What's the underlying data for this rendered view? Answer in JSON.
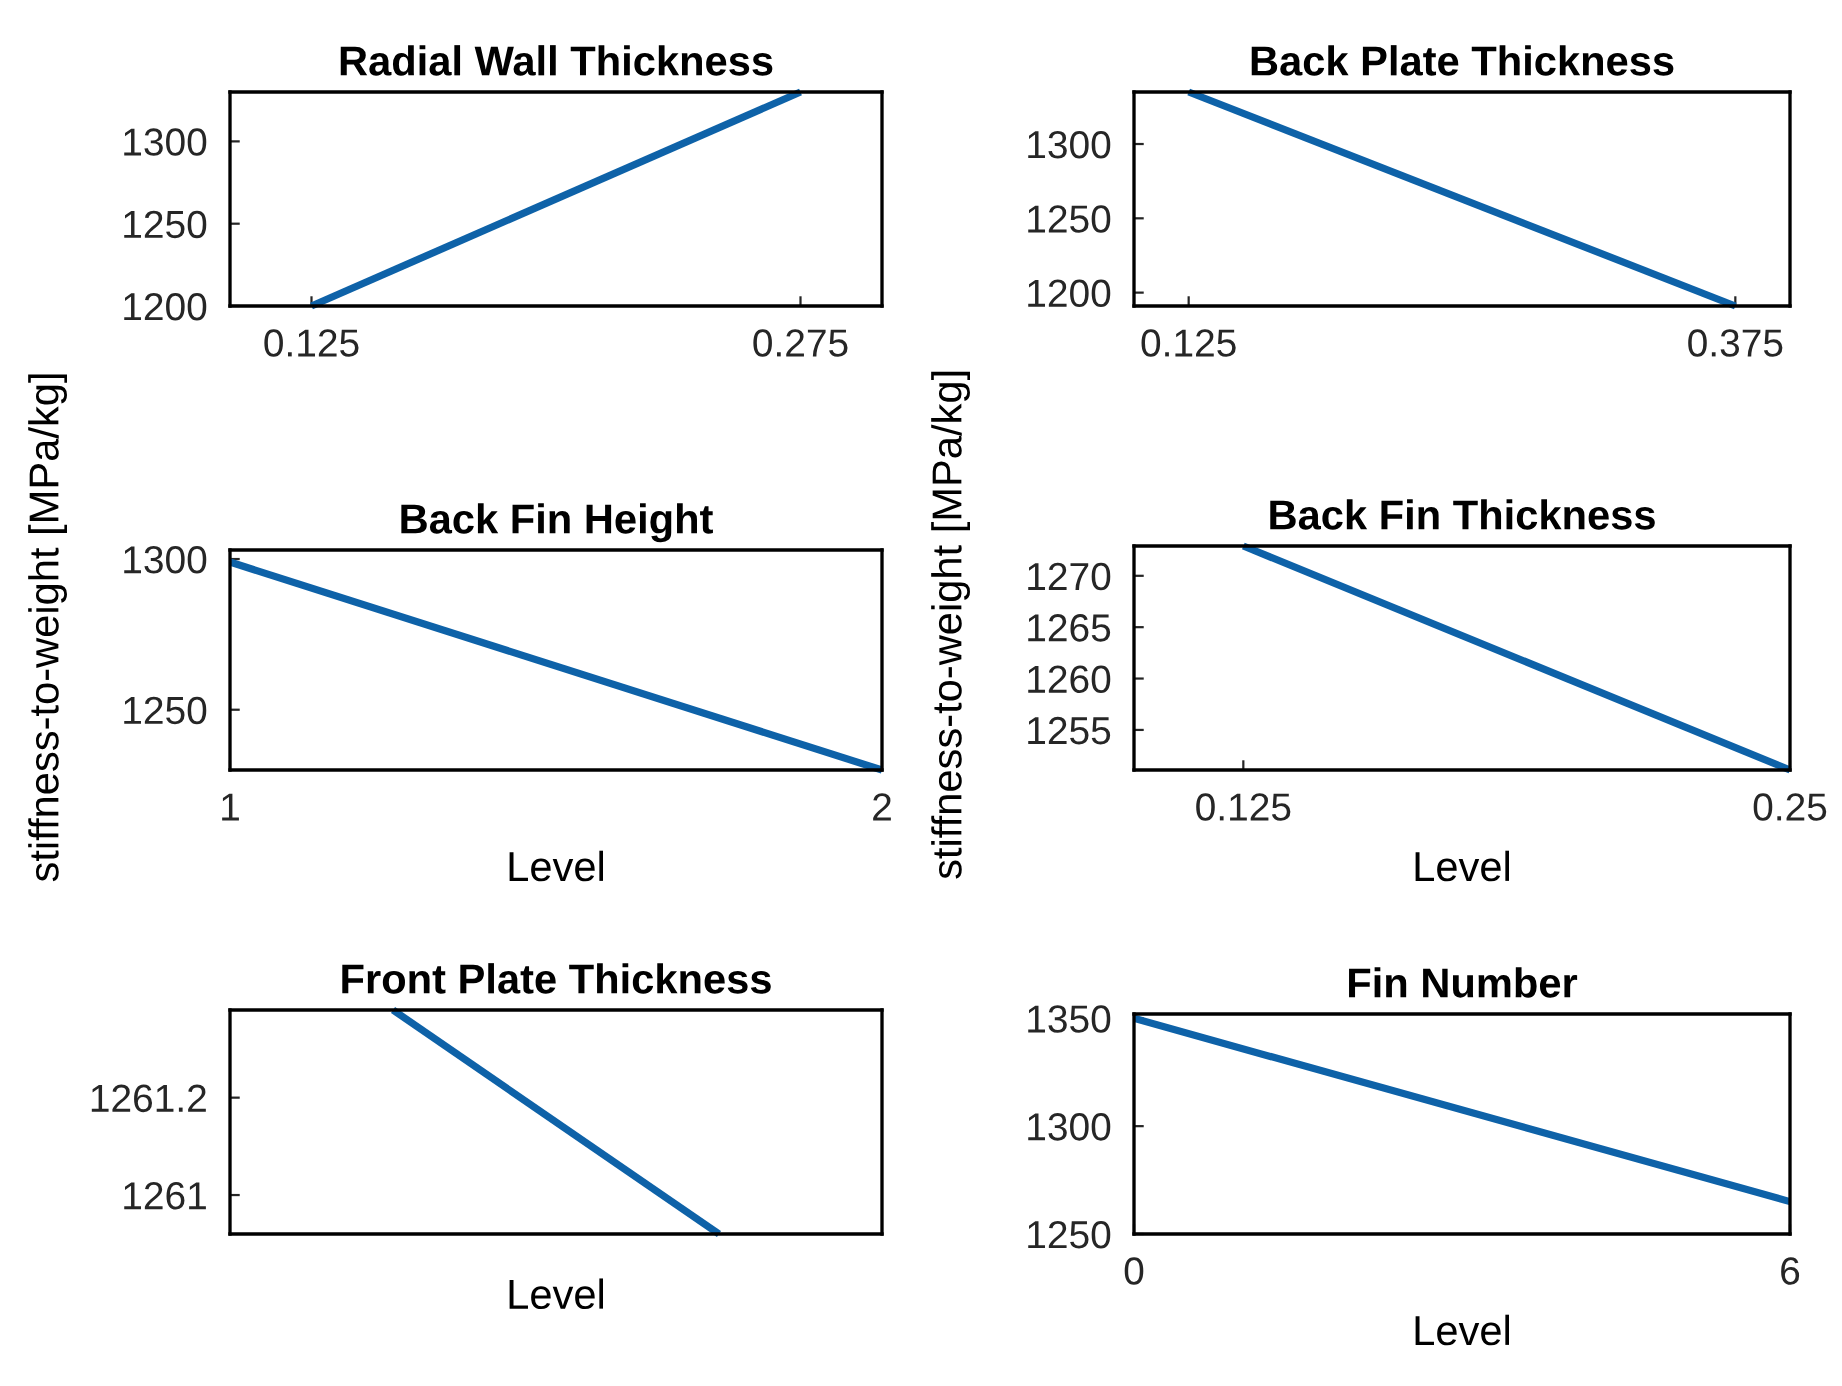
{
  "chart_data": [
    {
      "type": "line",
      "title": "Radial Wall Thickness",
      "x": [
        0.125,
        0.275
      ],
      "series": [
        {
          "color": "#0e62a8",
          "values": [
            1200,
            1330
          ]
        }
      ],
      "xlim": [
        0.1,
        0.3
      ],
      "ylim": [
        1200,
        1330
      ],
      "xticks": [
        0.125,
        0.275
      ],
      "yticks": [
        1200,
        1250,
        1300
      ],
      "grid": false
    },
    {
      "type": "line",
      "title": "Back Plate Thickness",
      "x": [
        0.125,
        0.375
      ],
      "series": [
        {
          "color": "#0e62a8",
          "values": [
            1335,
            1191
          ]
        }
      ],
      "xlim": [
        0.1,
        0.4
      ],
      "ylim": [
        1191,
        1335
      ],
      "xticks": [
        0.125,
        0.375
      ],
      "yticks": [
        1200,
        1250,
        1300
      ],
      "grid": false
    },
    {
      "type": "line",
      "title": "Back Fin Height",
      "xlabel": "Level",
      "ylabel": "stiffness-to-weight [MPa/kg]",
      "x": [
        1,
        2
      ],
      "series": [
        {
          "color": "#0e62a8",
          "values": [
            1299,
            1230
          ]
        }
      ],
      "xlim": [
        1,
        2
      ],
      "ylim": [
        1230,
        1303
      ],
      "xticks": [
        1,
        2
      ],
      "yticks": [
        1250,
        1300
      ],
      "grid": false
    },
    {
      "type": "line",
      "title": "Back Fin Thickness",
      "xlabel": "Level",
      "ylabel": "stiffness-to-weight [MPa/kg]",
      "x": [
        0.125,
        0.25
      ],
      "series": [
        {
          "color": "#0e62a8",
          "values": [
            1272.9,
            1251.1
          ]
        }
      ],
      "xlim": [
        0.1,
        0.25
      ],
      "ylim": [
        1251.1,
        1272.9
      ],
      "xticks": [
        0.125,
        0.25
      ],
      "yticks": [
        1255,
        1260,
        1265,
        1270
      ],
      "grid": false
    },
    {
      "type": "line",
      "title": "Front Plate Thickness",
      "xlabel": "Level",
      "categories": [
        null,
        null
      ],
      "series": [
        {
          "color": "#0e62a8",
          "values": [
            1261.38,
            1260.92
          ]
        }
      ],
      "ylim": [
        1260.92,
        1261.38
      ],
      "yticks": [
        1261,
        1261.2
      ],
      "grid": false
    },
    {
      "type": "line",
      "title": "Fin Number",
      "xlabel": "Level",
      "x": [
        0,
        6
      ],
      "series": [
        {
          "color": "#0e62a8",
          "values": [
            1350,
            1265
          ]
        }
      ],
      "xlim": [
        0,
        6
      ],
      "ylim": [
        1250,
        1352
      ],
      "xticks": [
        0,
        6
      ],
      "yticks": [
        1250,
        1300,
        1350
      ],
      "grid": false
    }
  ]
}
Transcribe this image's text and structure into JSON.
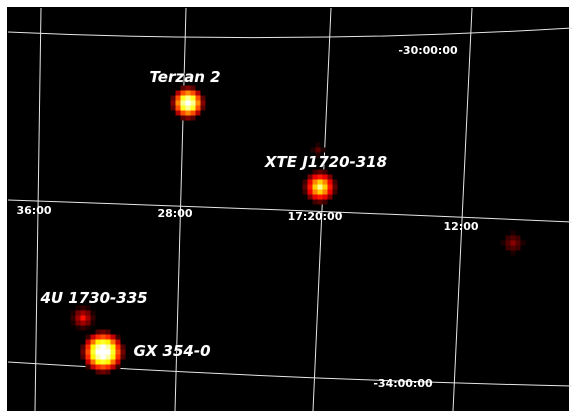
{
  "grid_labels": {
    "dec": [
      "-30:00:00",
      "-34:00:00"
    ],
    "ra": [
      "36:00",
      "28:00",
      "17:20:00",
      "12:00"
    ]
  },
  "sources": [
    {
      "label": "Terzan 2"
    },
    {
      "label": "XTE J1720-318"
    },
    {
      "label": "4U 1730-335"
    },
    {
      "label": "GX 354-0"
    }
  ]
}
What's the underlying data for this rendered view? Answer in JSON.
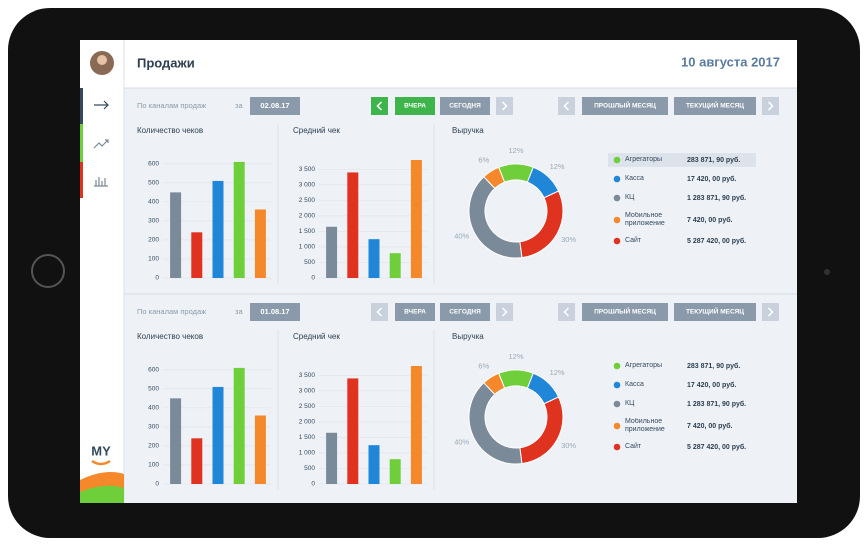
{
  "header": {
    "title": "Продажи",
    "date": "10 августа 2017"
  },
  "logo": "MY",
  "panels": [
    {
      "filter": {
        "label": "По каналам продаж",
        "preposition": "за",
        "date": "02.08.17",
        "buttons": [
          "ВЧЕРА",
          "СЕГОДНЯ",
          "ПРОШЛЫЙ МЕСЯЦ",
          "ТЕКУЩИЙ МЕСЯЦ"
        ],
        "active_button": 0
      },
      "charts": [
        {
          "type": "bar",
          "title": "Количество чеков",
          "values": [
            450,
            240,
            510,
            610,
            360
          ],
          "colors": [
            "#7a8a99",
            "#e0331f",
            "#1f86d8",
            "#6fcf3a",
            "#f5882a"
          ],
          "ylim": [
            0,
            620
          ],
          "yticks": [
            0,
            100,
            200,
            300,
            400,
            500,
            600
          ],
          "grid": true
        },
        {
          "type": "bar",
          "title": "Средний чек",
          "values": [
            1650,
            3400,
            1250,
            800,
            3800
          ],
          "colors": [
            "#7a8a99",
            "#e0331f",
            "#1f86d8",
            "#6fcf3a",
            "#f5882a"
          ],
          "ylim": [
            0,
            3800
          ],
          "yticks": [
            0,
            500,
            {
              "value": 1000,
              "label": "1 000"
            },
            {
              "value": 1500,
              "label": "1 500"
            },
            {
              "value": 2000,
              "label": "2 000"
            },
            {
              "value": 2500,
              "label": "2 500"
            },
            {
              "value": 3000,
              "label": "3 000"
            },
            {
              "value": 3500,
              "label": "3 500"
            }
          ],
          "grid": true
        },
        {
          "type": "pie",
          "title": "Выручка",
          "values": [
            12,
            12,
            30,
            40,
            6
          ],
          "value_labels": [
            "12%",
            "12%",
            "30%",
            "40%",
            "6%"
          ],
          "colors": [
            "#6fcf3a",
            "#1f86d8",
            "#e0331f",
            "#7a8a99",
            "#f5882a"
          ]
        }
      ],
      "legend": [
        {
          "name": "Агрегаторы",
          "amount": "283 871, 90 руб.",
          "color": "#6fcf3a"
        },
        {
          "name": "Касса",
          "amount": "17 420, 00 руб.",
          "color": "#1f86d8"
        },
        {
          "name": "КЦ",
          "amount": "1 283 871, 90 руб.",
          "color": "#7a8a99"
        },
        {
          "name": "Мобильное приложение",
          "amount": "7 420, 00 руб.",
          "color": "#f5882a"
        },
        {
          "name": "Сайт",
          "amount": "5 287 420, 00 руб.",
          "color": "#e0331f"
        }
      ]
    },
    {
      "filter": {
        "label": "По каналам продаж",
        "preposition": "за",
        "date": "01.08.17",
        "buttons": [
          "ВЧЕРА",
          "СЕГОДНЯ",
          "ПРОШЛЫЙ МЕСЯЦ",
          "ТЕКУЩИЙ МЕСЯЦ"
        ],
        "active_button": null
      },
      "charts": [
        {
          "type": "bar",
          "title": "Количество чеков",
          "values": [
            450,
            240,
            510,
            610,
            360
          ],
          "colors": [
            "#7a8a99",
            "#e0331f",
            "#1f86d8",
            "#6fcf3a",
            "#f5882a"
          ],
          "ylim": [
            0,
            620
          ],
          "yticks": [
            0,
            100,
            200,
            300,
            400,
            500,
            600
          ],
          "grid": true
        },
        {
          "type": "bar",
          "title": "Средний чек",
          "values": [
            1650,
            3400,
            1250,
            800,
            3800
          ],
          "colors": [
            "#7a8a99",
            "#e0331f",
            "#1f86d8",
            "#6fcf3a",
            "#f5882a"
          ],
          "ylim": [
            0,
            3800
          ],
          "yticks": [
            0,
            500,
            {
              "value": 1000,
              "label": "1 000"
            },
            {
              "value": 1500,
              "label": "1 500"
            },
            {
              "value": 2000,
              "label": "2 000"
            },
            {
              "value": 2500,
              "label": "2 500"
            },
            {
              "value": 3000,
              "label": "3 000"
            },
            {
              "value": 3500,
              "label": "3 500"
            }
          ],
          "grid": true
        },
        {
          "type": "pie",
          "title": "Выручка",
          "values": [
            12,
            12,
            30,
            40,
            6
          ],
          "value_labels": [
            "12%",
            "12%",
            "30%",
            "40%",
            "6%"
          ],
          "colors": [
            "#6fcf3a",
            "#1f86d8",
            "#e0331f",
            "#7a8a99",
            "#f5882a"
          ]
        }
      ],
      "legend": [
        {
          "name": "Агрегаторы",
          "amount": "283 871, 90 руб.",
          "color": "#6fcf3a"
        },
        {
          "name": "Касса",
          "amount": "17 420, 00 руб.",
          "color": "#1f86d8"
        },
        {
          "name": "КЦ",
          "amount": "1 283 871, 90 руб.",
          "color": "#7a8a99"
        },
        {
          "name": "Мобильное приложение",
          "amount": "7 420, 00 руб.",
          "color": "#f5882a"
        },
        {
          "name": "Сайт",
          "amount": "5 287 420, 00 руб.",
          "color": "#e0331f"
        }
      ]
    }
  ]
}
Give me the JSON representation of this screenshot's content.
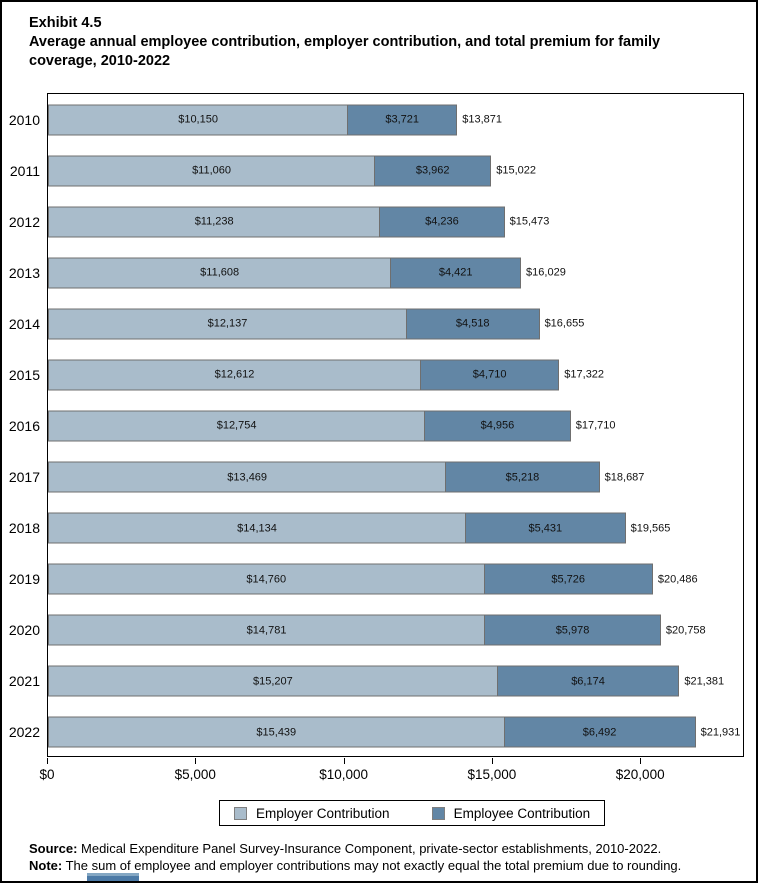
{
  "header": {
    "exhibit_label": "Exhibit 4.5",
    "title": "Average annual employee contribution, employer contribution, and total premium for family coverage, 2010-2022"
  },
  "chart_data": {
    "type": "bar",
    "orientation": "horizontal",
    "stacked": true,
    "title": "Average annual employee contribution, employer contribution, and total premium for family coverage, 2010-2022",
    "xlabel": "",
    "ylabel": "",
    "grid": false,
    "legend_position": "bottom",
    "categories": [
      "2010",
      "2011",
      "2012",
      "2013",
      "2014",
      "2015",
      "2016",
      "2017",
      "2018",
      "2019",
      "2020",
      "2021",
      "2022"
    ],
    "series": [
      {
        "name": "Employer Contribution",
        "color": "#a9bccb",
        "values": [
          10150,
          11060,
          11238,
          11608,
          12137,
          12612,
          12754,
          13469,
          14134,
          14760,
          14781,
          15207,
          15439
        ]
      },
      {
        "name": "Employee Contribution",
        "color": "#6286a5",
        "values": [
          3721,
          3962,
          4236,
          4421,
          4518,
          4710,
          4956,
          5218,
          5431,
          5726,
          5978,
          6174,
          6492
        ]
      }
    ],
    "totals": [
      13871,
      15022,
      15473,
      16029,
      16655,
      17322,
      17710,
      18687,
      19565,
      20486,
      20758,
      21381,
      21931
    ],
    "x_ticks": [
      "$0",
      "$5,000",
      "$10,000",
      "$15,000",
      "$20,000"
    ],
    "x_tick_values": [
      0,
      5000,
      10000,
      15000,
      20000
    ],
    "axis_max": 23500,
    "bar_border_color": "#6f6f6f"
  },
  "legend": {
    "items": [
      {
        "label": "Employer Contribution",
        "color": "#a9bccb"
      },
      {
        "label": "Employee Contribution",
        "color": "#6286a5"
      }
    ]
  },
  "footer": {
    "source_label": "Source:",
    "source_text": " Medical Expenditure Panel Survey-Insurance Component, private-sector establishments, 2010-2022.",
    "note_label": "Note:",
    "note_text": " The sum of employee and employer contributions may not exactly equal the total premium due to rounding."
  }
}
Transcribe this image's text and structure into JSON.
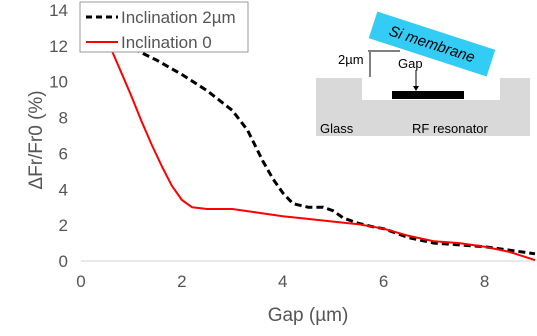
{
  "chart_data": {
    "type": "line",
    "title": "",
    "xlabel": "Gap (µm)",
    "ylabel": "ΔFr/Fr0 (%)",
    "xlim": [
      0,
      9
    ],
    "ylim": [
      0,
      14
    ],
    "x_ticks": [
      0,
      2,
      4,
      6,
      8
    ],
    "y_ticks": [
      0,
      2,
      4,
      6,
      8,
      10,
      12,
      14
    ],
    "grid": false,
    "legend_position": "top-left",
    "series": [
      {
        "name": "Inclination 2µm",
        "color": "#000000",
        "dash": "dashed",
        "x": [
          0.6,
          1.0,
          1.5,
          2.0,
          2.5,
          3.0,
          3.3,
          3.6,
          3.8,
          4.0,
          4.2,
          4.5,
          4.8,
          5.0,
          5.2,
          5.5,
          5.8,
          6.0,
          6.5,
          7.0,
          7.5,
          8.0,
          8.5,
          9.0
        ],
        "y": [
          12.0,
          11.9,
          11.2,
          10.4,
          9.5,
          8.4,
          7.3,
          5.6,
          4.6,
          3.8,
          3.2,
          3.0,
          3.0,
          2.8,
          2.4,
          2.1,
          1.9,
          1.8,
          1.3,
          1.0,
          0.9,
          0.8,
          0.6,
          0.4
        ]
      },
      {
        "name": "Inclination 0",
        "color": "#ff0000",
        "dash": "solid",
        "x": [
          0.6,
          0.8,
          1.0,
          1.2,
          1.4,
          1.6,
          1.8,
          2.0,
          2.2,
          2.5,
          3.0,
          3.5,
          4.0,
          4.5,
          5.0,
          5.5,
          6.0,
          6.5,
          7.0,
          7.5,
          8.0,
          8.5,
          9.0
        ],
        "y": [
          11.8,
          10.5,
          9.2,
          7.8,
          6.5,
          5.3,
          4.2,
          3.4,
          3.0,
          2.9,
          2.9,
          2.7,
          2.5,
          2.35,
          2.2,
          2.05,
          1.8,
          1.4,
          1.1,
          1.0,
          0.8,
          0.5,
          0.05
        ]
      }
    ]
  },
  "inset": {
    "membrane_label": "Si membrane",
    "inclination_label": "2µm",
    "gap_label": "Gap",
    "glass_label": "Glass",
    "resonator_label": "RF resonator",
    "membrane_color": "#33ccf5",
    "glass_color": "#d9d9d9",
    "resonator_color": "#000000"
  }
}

▸ **Work to complete**
Say, as a bare number, how many lines in the entries above include the string "Thickness".

▸ **Task solution**
4